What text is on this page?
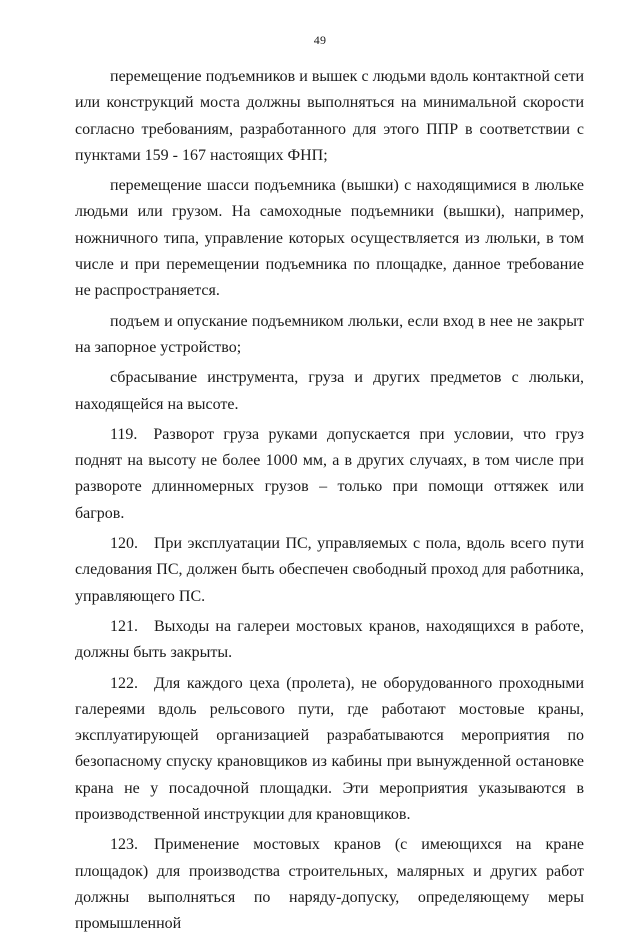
49

перемещение подъемников и вышек с людьми вдоль контактной сети или конструкций моста должны выполняться на минимальной скорости согласно требованиям, разработанного для этого ППР в соответствии с пунктами 159 - 167 настоящих ФНП;

перемещение шасси подъемника (вышки) с находящимися в люльке людьми или грузом. На самоходные подъемники (вышки), например, ножничного типа, управление которых осуществляется из люльки, в том числе и при перемещении подъемника по площадке, данное требование не распространяется.

подъем и опускание подъемником люльки, если вход в нее не закрыт на запорное устройство;

сбрасывание инструмента, груза и других предметов с люльки, находящейся на высоте.

119. Разворот груза руками допускается при условии, что груз поднят на высоту не более 1000 мм, а в других случаях, в том числе при развороте длинномерных грузов – только при помощи оттяжек или багров.

120. При эксплуатации ПС, управляемых с пола, вдоль всего пути следования ПС, должен быть обеспечен свободный проход для работника, управляющего ПС.

121. Выходы на галереи мостовых кранов, находящихся в работе, должны быть закрыты.

122. Для каждого цеха (пролета), не оборудованного проходными галереями вдоль рельсового пути, где работают мостовые краны, эксплуатирующей организацией разрабатываются мероприятия по безопасному спуску крановщиков из кабины при вынужденной остановке крана не у посадочной площадки. Эти мероприятия указываются в производственной инструкции для крановщиков.

123. Применение мостовых кранов (с имеющихся на кране площадок) для производства строительных, малярных и других работ должны выполняться по наряду-допуску, определяющему меры промышленной
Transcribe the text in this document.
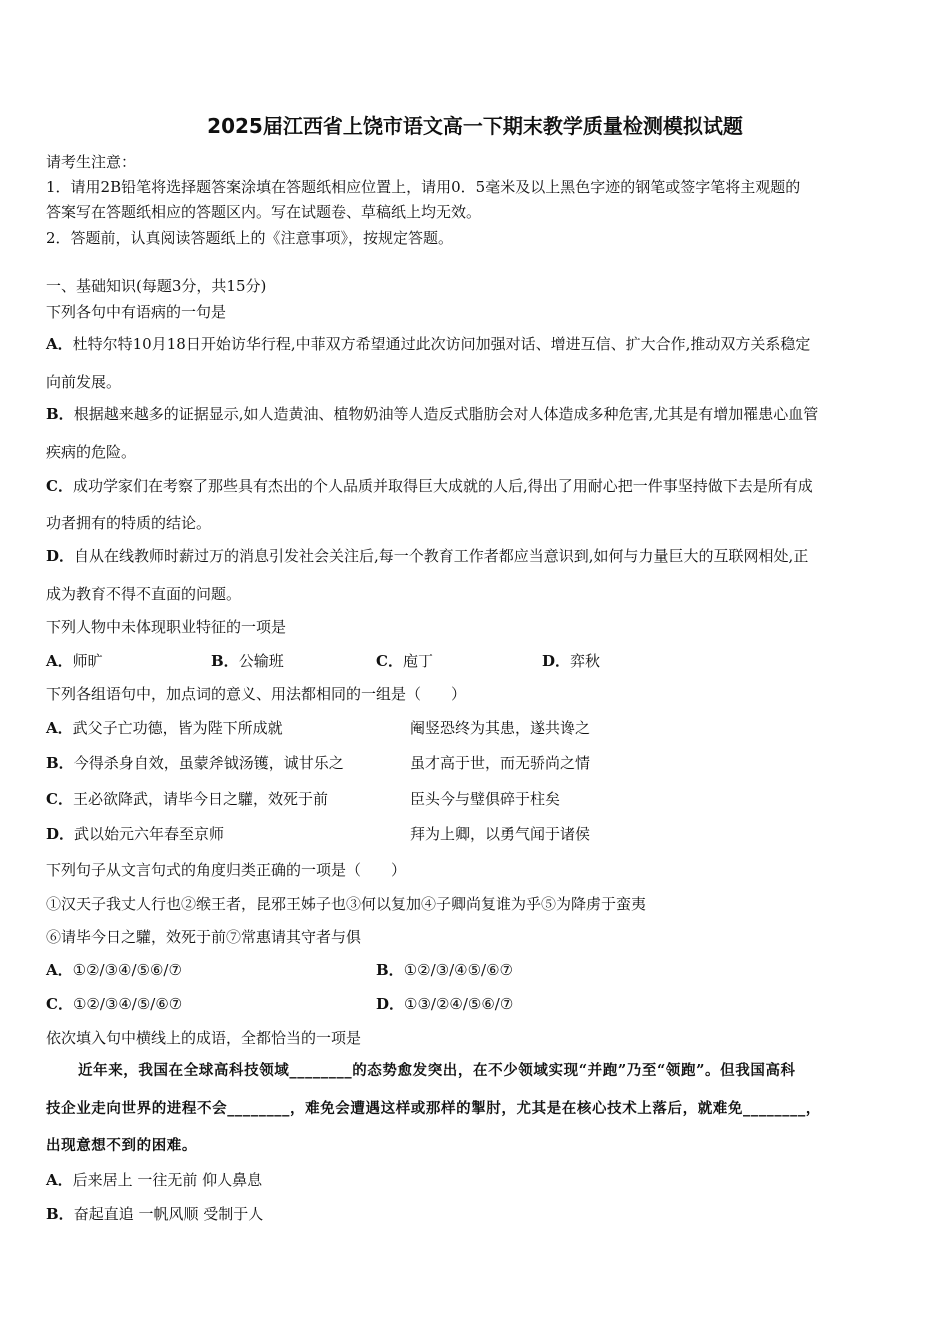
2025届江西省上饶市语文高一下期末教学质量检测模拟试题
请考生注意：
1．请用2B铅笔将选择题答案涂填在答题纸相应位置上，请用0．5毫米及以上黑色字迹的钢笔或签字笔将主观题的
答案写在答题纸相应的答题区内。写在试题卷、草稿纸上均无效。
2．答题前，认真阅读答题纸上的《注意事项》，按规定答题。
一、基础知识(每题3分，共15分)
下列各句中有语病的一句是
A．杜特尔特10月18日开始访华行程,中菲双方希望通过此次访问加强对话、增进互信、扩大合作,推动双方关系稳定
向前发展。
B．根据越来越多的证据显示,如人造黄油、植物奶油等人造反式脂肪会对人体造成多种危害,尤其是有增加罹患心血管
疾病的危险。
C．成功学家们在考察了那些具有杰出的个人品质并取得巨大成就的人后,得出了用耐心把一件事坚持做下去是所有成
功者拥有的特质的结论。
D．自从在线教师时薪过万的消息引发社会关注后,每一个教育工作者都应当意识到,如何与力量巨大的互联网相处,正
成为教育不得不直面的问题。
下列人物中未体现职业特征的一项是
A．师旷	B．公输班	C．庖丁	D．弈秋
下列各组语句中，加点词的意义、用法都相同的一组是（　　）
A．武父子亡功德，皆为陛下所成就	阉竖恐终为其患，遂共谗之
B．今得杀身自效，虽蒙斧钺汤镬，诚甘乐之	虽才高于世，而无骄尚之情
C．王必欲降武，请毕今日之驩，效死于前	臣头今与璧俱碎于柱矣
D．武以始元六年春至京师	拜为上卿，以勇气闻于诸侯
下列句子从文言句式的角度归类正确的一项是（　　）
①汉天子我丈人行也②缑王者，昆邪王姊子也③何以复加④子卿尚复谁为乎⑤为降虏于蛮夷
⑥请毕今日之驩，效死于前⑦常惠请其守者与俱
A．①②/③④/⑤⑥/⑦	B．①②/③/④⑤/⑥⑦
C．①②/③④/⑤/⑥⑦	D．①③/②④/⑤⑥/⑦
依次填入句中横线上的成语，全都恰当的一项是
近年来，我国在全球高科技领域________的态势愈发突出，在不少领域实现“并跑”乃至“领跑”。但我国高科
技企业走向世界的进程不会________，难免会遭遇这样或那样的掣肘，尤其是在核心技术上落后，就难免________，
出现意想不到的困难。
A．后来居上 一往无前 仰人鼻息
B．奋起直追 一帆风顺 受制于人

--- Goal ---
How many of the lines above include the string "других"? Reply with the number by itself.

--- Result of the task ---
3